Provide an exact copy of the data, excluding the images.

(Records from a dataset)

══════

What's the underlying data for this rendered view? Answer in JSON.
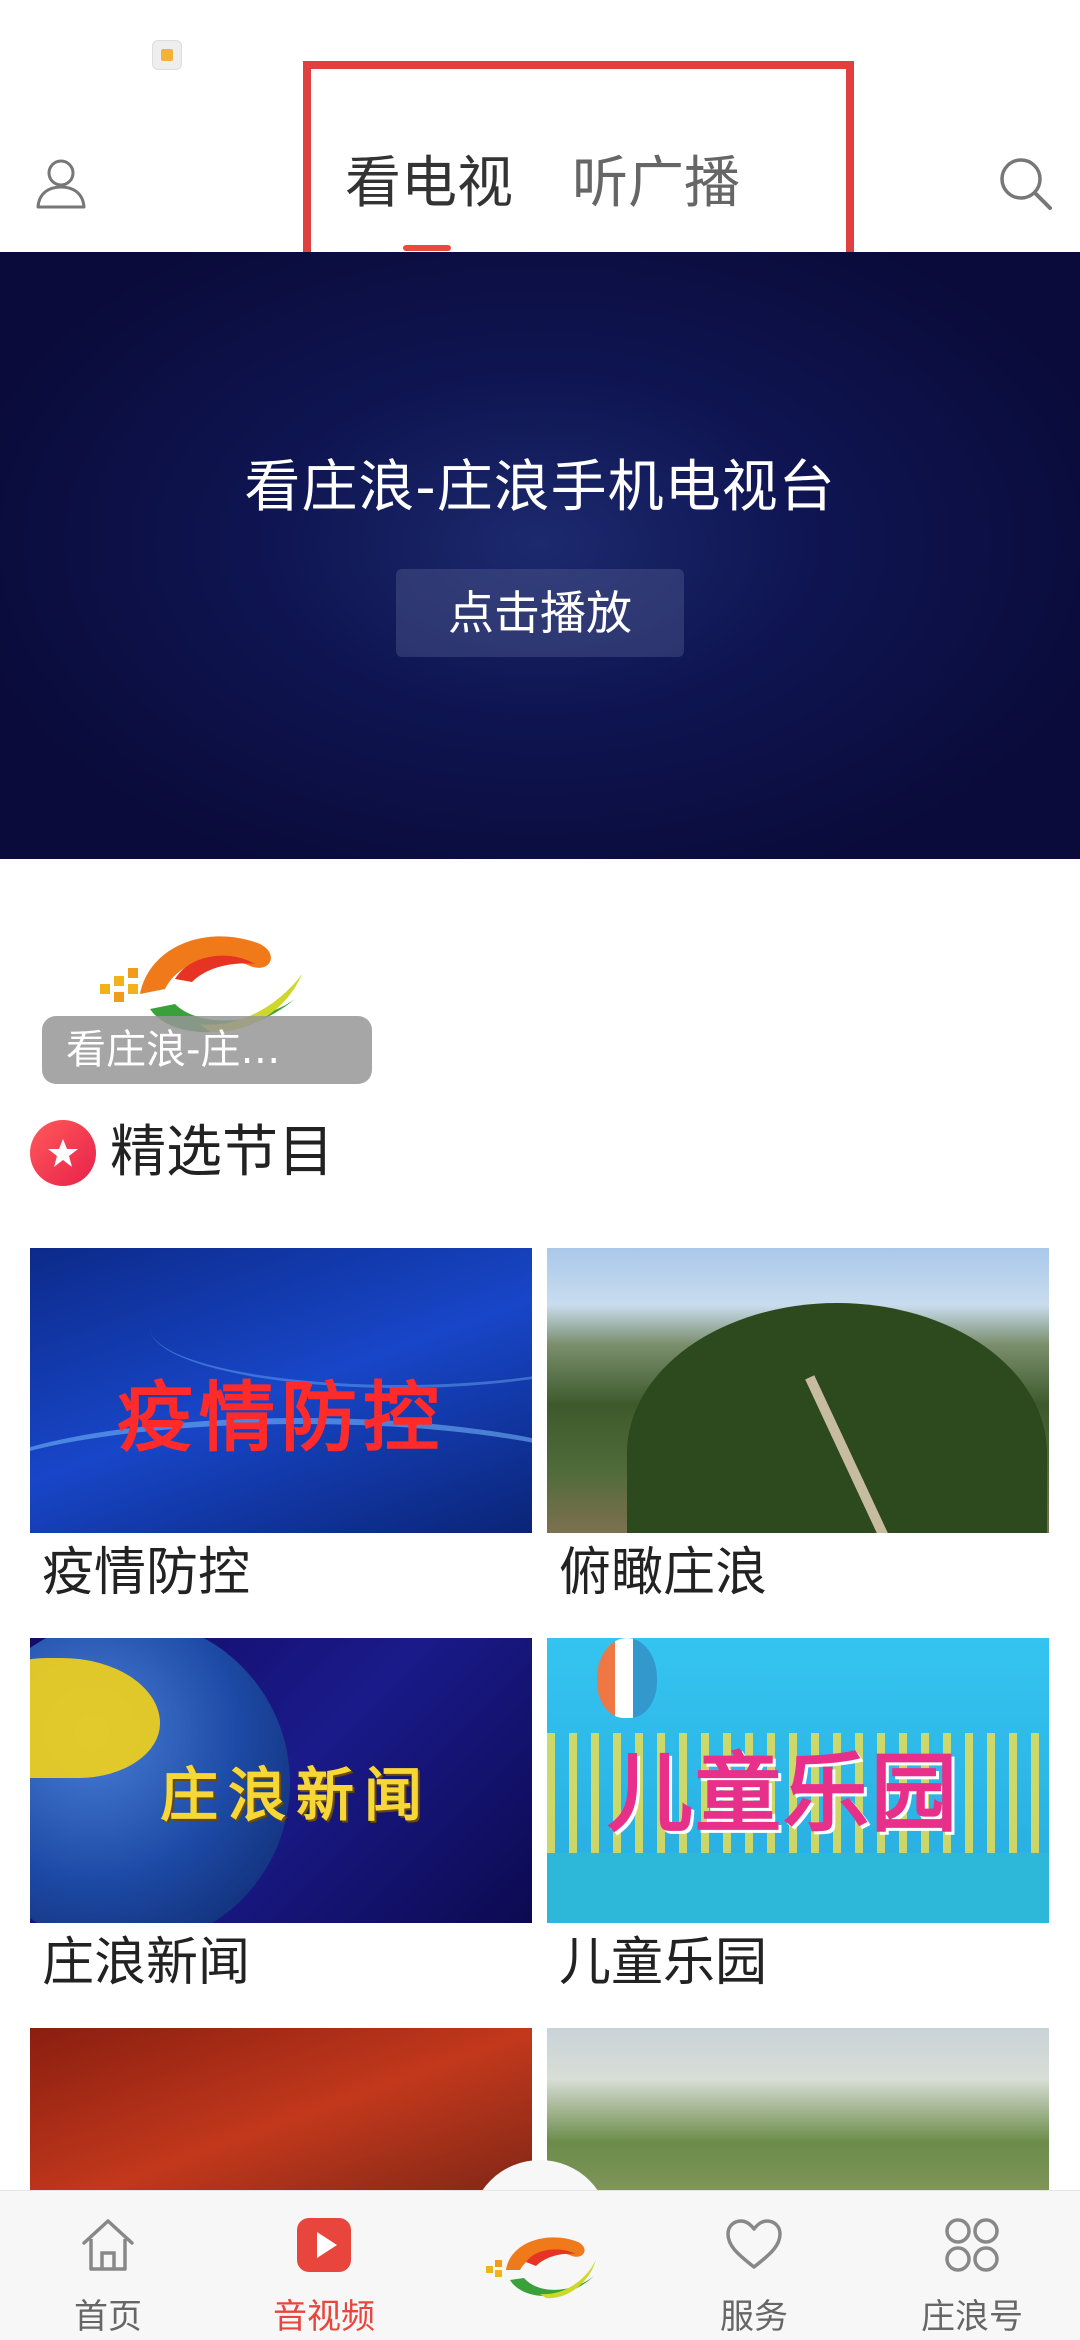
{
  "top_bar": {
    "tabs": [
      {
        "label": "看电视",
        "active": true
      },
      {
        "label": "听广播",
        "active": false
      }
    ],
    "profile_icon": "user-icon",
    "search_icon": "search-icon",
    "accent_color": "#e84b3c"
  },
  "hero": {
    "title": "看庄浪-庄浪手机电视台",
    "play_button": "点击播放"
  },
  "channel_card": {
    "label": "看庄浪-庄…"
  },
  "featured": {
    "title": "精选节目",
    "items": [
      {
        "title": "疫情防控",
        "thumb_text": "疫情防控"
      },
      {
        "title": "俯瞰庄浪",
        "thumb_text": ""
      },
      {
        "title": "庄浪新闻",
        "thumb_text": "庄浪新闻"
      },
      {
        "title": "儿童乐园",
        "thumb_text": "儿童乐园"
      }
    ]
  },
  "bottom_nav": {
    "items": [
      {
        "label": "首页",
        "icon": "home-icon"
      },
      {
        "label": "音视频",
        "icon": "play-icon",
        "active": true
      },
      {
        "label": "服务",
        "icon": "heart-icon"
      },
      {
        "label": "庄浪号",
        "icon": "grid-icon"
      }
    ],
    "center_icon": "zhuanglang-logo"
  }
}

══════

Output of the task:
What's the underlying data for this rendered view? Answer in JSON.
{
  "top_bar": {
    "tabs": [
      {
        "label": "看电视",
        "active": true
      },
      {
        "label": "听广播",
        "active": false
      }
    ],
    "profile_icon": "user-icon",
    "search_icon": "search-icon",
    "accent_color": "#e84b3c"
  },
  "hero": {
    "title": "看庄浪-庄浪手机电视台",
    "play_button": "点击播放"
  },
  "channel_card": {
    "label": "看庄浪-庄…"
  },
  "featured": {
    "title": "精选节目",
    "items": [
      {
        "title": "疫情防控",
        "thumb_text": "疫情防控"
      },
      {
        "title": "俯瞰庄浪",
        "thumb_text": ""
      },
      {
        "title": "庄浪新闻",
        "thumb_text": "庄浪新闻"
      },
      {
        "title": "儿童乐园",
        "thumb_text": "儿童乐园"
      }
    ]
  },
  "bottom_nav": {
    "items": [
      {
        "label": "首页",
        "icon": "home-icon"
      },
      {
        "label": "音视频",
        "icon": "play-icon",
        "active": true
      },
      {
        "label": "服务",
        "icon": "heart-icon"
      },
      {
        "label": "庄浪号",
        "icon": "grid-icon"
      }
    ],
    "center_icon": "zhuanglang-logo"
  }
}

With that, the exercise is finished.